- _PROBLEM DETAILS_
Retype the material word for word.

** start MATERIAL SHOWN **

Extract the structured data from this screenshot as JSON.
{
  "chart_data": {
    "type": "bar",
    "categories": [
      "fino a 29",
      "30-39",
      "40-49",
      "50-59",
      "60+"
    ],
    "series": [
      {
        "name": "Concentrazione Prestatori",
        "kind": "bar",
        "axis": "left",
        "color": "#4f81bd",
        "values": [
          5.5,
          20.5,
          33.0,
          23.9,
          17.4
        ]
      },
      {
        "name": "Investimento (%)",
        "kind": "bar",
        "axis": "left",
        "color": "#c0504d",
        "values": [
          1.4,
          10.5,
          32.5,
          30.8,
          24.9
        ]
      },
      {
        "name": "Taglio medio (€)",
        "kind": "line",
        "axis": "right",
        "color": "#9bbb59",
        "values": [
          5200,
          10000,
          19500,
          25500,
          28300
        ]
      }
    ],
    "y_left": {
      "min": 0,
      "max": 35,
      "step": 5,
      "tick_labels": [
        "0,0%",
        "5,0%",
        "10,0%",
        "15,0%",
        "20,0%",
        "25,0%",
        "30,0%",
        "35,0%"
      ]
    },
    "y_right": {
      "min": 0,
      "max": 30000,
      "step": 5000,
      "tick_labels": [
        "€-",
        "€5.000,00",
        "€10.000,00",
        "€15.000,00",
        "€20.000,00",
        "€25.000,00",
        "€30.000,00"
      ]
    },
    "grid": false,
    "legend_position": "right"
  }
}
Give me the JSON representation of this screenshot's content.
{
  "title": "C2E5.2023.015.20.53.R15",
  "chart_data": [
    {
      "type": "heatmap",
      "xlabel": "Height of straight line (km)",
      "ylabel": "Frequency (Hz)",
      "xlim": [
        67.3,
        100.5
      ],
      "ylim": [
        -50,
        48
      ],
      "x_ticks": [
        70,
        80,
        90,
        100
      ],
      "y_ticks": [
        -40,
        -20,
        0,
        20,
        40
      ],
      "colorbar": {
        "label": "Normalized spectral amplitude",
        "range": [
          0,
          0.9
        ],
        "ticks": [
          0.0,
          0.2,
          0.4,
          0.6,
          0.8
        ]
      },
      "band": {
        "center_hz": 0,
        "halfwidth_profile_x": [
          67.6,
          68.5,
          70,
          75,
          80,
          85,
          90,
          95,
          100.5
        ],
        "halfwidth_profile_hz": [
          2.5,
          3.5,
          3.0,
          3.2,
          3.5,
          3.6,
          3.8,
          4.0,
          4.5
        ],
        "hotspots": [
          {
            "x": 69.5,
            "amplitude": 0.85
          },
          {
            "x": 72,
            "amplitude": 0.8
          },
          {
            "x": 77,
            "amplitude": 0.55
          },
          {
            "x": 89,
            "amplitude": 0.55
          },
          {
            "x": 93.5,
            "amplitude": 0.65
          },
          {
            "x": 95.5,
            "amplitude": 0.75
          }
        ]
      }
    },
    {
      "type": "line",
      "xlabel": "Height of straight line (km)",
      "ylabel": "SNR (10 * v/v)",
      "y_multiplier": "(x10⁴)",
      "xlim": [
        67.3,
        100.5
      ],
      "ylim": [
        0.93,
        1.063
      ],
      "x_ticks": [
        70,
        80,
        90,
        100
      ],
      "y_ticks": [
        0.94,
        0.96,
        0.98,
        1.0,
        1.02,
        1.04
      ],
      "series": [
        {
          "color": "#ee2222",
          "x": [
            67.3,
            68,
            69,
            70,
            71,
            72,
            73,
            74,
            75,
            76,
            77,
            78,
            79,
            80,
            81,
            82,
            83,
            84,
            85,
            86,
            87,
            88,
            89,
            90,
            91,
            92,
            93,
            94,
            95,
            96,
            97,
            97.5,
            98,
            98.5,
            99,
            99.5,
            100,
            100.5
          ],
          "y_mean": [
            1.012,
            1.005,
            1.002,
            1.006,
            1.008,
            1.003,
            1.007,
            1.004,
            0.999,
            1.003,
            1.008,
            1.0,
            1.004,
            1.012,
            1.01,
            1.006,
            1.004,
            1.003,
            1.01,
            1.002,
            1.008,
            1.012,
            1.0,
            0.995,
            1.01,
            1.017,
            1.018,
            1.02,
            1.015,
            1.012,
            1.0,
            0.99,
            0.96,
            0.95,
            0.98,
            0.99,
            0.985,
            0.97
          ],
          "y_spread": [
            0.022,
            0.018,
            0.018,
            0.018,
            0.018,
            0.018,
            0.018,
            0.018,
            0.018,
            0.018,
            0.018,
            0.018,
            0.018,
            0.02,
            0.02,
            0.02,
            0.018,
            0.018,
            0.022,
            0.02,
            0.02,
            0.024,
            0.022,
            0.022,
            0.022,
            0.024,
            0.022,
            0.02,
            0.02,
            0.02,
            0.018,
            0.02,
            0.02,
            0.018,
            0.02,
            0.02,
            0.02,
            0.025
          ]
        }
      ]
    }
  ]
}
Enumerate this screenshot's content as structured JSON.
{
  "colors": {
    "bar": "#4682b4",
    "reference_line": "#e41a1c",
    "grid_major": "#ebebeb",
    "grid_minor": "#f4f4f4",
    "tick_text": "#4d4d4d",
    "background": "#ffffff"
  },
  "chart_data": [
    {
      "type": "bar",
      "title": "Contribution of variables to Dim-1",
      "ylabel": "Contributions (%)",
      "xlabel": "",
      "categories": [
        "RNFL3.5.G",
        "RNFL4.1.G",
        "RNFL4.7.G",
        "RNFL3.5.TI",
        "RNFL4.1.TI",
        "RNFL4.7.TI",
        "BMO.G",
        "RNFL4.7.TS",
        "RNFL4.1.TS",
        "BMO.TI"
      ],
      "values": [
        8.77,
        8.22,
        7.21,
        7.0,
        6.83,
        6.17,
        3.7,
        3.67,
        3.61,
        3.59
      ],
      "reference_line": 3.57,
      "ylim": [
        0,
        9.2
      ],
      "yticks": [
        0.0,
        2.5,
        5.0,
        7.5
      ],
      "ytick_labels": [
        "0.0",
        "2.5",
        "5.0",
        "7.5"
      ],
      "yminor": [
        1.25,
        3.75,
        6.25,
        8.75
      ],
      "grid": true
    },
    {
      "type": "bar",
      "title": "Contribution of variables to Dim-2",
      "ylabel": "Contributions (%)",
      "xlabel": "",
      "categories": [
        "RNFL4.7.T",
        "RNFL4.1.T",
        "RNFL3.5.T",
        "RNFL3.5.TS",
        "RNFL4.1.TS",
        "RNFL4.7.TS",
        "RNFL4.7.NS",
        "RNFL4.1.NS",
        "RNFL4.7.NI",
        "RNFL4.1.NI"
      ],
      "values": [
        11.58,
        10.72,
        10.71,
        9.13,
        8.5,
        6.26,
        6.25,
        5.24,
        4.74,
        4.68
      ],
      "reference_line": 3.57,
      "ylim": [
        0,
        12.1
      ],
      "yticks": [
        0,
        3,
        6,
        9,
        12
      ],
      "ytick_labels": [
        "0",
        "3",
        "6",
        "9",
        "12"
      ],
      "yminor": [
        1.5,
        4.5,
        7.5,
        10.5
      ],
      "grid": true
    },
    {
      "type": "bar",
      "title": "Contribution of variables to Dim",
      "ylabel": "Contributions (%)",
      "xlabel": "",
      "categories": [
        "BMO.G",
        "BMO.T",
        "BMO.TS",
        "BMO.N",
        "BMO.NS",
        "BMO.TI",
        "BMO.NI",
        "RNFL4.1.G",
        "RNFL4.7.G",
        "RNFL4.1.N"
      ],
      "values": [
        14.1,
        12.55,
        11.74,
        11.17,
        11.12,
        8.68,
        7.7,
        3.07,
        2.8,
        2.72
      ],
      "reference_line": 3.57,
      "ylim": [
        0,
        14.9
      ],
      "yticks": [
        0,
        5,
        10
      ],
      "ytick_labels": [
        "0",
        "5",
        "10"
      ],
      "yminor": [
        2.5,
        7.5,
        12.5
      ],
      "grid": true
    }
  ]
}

** end MATERIAL SHOWN **

- _PROBLEM SOLUTION_
Extract the structured data from this screenshot as JSON.
{
  "chart_data": {
    "type": "bar",
    "categories": [
      "fino a 29",
      "30-39",
      "40-49",
      "50-59",
      "60+"
    ],
    "series": [
      {
        "name": "Concentrazione Prestatori",
        "kind": "bar",
        "axis": "left",
        "color": "#4f81bd",
        "values": [
          5.5,
          20.5,
          33.0,
          23.9,
          17.4
        ]
      },
      {
        "name": "Investimento (%)",
        "kind": "bar",
        "axis": "left",
        "color": "#c0504d",
        "values": [
          1.4,
          10.5,
          32.5,
          30.8,
          24.9
        ]
      },
      {
        "name": "Taglio medio (€)",
        "kind": "line",
        "axis": "right",
        "color": "#9bbb59",
        "values": [
          5200,
          10000,
          19500,
          25500,
          28300
        ]
      }
    ],
    "y_left": {
      "min": 0,
      "max": 35,
      "step": 5,
      "tick_labels": [
        "0,0%",
        "5,0%",
        "10,0%",
        "15,0%",
        "20,0%",
        "25,0%",
        "30,0%",
        "35,0%"
      ]
    },
    "y_right": {
      "min": 0,
      "max": 30000,
      "step": 5000,
      "tick_labels": [
        "€-",
        "€5.000,00",
        "€10.000,00",
        "€15.000,00",
        "€20.000,00",
        "€25.000,00",
        "€30.000,00"
      ]
    },
    "grid": false,
    "legend_position": "right"
  }
}
Give me the JSON representation of this screenshot's content.
{
  "title": "C2E5.2023.015.20.53.R15",
  "chart_data": [
    {
      "type": "heatmap",
      "xlabel": "Height of straight line (km)",
      "ylabel": "Frequency (Hz)",
      "xlim": [
        67.3,
        100.5
      ],
      "ylim": [
        -50,
        48
      ],
      "x_ticks": [
        70,
        80,
        90,
        100
      ],
      "y_ticks": [
        -40,
        -20,
        0,
        20,
        40
      ],
      "colorbar": {
        "label": "Normalized spectral amplitude",
        "range": [
          0,
          0.9
        ],
        "ticks": [
          0.0,
          0.2,
          0.4,
          0.6,
          0.8
        ]
      },
      "band": {
        "center_hz": 0,
        "halfwidth_profile_x": [
          67.6,
          68.5,
          70,
          75,
          80,
          85,
          90,
          95,
          100.5
        ],
        "halfwidth_profile_hz": [
          2.5,
          3.5,
          3.0,
          3.2,
          3.5,
          3.6,
          3.8,
          4.0,
          4.5
        ],
        "hotspots": [
          {
            "x": 69.5,
            "amplitude": 0.85
          },
          {
            "x": 72,
            "amplitude": 0.8
          },
          {
            "x": 77,
            "amplitude": 0.55
          },
          {
            "x": 89,
            "amplitude": 0.55
          },
          {
            "x": 93.5,
            "amplitude": 0.65
          },
          {
            "x": 95.5,
            "amplitude": 0.75
          }
        ]
      }
    },
    {
      "type": "line",
      "xlabel": "Height of straight line (km)",
      "ylabel": "SNR (10 * v/v)",
      "y_multiplier": "(x10⁴)",
      "xlim": [
        67.3,
        100.5
      ],
      "ylim": [
        0.93,
        1.063
      ],
      "x_ticks": [
        70,
        80,
        90,
        100
      ],
      "y_ticks": [
        0.94,
        0.96,
        0.98,
        1.0,
        1.02,
        1.04
      ],
      "series": [
        {
          "color": "#ee2222",
          "x": [
            67.3,
            68,
            69,
            70,
            71,
            72,
            73,
            74,
            75,
            76,
            77,
            78,
            79,
            80,
            81,
            82,
            83,
            84,
            85,
            86,
            87,
            88,
            89,
            90,
            91,
            92,
            93,
            94,
            95,
            96,
            97,
            97.5,
            98,
            98.5,
            99,
            99.5,
            100,
            100.5
          ],
          "y_mean": [
            1.012,
            1.005,
            1.002,
            1.006,
            1.008,
            1.003,
            1.007,
            1.004,
            0.999,
            1.003,
            1.008,
            1.0,
            1.004,
            1.012,
            1.01,
            1.006,
            1.004,
            1.003,
            1.01,
            1.002,
            1.008,
            1.012,
            1.0,
            0.995,
            1.01,
            1.017,
            1.018,
            1.02,
            1.015,
            1.012,
            1.0,
            0.99,
            0.96,
            0.95,
            0.98,
            0.99,
            0.985,
            0.97
          ],
          "y_spread": [
            0.022,
            0.018,
            0.018,
            0.018,
            0.018,
            0.018,
            0.018,
            0.018,
            0.018,
            0.018,
            0.018,
            0.018,
            0.018,
            0.02,
            0.02,
            0.02,
            0.018,
            0.018,
            0.022,
            0.02,
            0.02,
            0.024,
            0.022,
            0.022,
            0.022,
            0.024,
            0.022,
            0.02,
            0.02,
            0.02,
            0.018,
            0.02,
            0.02,
            0.018,
            0.02,
            0.02,
            0.02,
            0.025
          ]
        }
      ]
    }
  ]
}
Enumerate this screenshot's content as structured JSON.
{
  "colors": {
    "bar": "#4682b4",
    "reference_line": "#e41a1c",
    "grid_major": "#ebebeb",
    "grid_minor": "#f4f4f4",
    "tick_text": "#4d4d4d",
    "background": "#ffffff"
  },
  "chart_data": [
    {
      "type": "bar",
      "title": "Contribution of variables to Dim-1",
      "ylabel": "Contributions (%)",
      "xlabel": "",
      "categories": [
        "RNFL3.5.G",
        "RNFL4.1.G",
        "RNFL4.7.G",
        "RNFL3.5.TI",
        "RNFL4.1.TI",
        "RNFL4.7.TI",
        "BMO.G",
        "RNFL4.7.TS",
        "RNFL4.1.TS",
        "BMO.TI"
      ],
      "values": [
        8.77,
        8.22,
        7.21,
        7.0,
        6.83,
        6.17,
        3.7,
        3.67,
        3.61,
        3.59
      ],
      "reference_line": 3.57,
      "ylim": [
        0,
        9.2
      ],
      "yticks": [
        0.0,
        2.5,
        5.0,
        7.5
      ],
      "ytick_labels": [
        "0.0",
        "2.5",
        "5.0",
        "7.5"
      ],
      "yminor": [
        1.25,
        3.75,
        6.25,
        8.75
      ],
      "grid": true
    },
    {
      "type": "bar",
      "title": "Contribution of variables to Dim-2",
      "ylabel": "Contributions (%)",
      "xlabel": "",
      "categories": [
        "RNFL4.7.T",
        "RNFL4.1.T",
        "RNFL3.5.T",
        "RNFL3.5.TS",
        "RNFL4.1.TS",
        "RNFL4.7.TS",
        "RNFL4.7.NS",
        "RNFL4.1.NS",
        "RNFL4.7.NI",
        "RNFL4.1.NI"
      ],
      "values": [
        11.58,
        10.72,
        10.71,
        9.13,
        8.5,
        6.26,
        6.25,
        5.24,
        4.74,
        4.68
      ],
      "reference_line": 3.57,
      "ylim": [
        0,
        12.1
      ],
      "yticks": [
        0,
        3,
        6,
        9,
        12
      ],
      "ytick_labels": [
        "0",
        "3",
        "6",
        "9",
        "12"
      ],
      "yminor": [
        1.5,
        4.5,
        7.5,
        10.5
      ],
      "grid": true
    },
    {
      "type": "bar",
      "title": "Contribution of variables to Dim",
      "ylabel": "Contributions (%)",
      "xlabel": "",
      "categories": [
        "BMO.G",
        "BMO.T",
        "BMO.TS",
        "BMO.N",
        "BMO.NS",
        "BMO.TI",
        "BMO.NI",
        "RNFL4.1.G",
        "RNFL4.7.G",
        "RNFL4.1.N"
      ],
      "values": [
        14.1,
        12.55,
        11.74,
        11.17,
        11.12,
        8.68,
        7.7,
        3.07,
        2.8,
        2.72
      ],
      "reference_line": 3.57,
      "ylim": [
        0,
        14.9
      ],
      "yticks": [
        0,
        5,
        10
      ],
      "ytick_labels": [
        "0",
        "5",
        "10"
      ],
      "yminor": [
        2.5,
        7.5,
        12.5
      ],
      "grid": true
    }
  ]
}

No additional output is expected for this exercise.